*RECORDS FOR THE EXERCISE*
* * *
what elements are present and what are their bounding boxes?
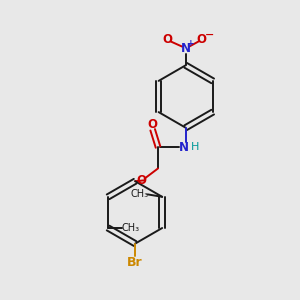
Text: −: −	[205, 30, 214, 40]
Text: O: O	[148, 118, 158, 131]
Text: O: O	[196, 33, 206, 46]
Text: O: O	[162, 33, 172, 46]
Text: O: O	[137, 174, 147, 188]
Text: +: +	[187, 38, 194, 47]
Text: N: N	[181, 42, 191, 56]
Text: CH₃: CH₃	[130, 189, 148, 200]
Text: H: H	[191, 142, 200, 152]
Text: N: N	[179, 140, 189, 154]
Text: CH₃: CH₃	[122, 223, 140, 233]
Text: Br: Br	[127, 256, 143, 268]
* * *
*GIVEN EXERCISE*
Copy the item above line for line without changing anything, but omit the picture.

*RESPONSE TO THE TASK*
what elements are present and what are their bounding boxes?
Text: −: −	[205, 30, 214, 40]
Text: O: O	[148, 118, 158, 131]
Text: O: O	[196, 33, 206, 46]
Text: O: O	[162, 33, 172, 46]
Text: O: O	[137, 174, 147, 188]
Text: +: +	[187, 38, 194, 47]
Text: N: N	[181, 42, 191, 56]
Text: CH₃: CH₃	[130, 189, 148, 200]
Text: H: H	[191, 142, 200, 152]
Text: N: N	[179, 140, 189, 154]
Text: CH₃: CH₃	[122, 223, 140, 233]
Text: Br: Br	[127, 256, 143, 268]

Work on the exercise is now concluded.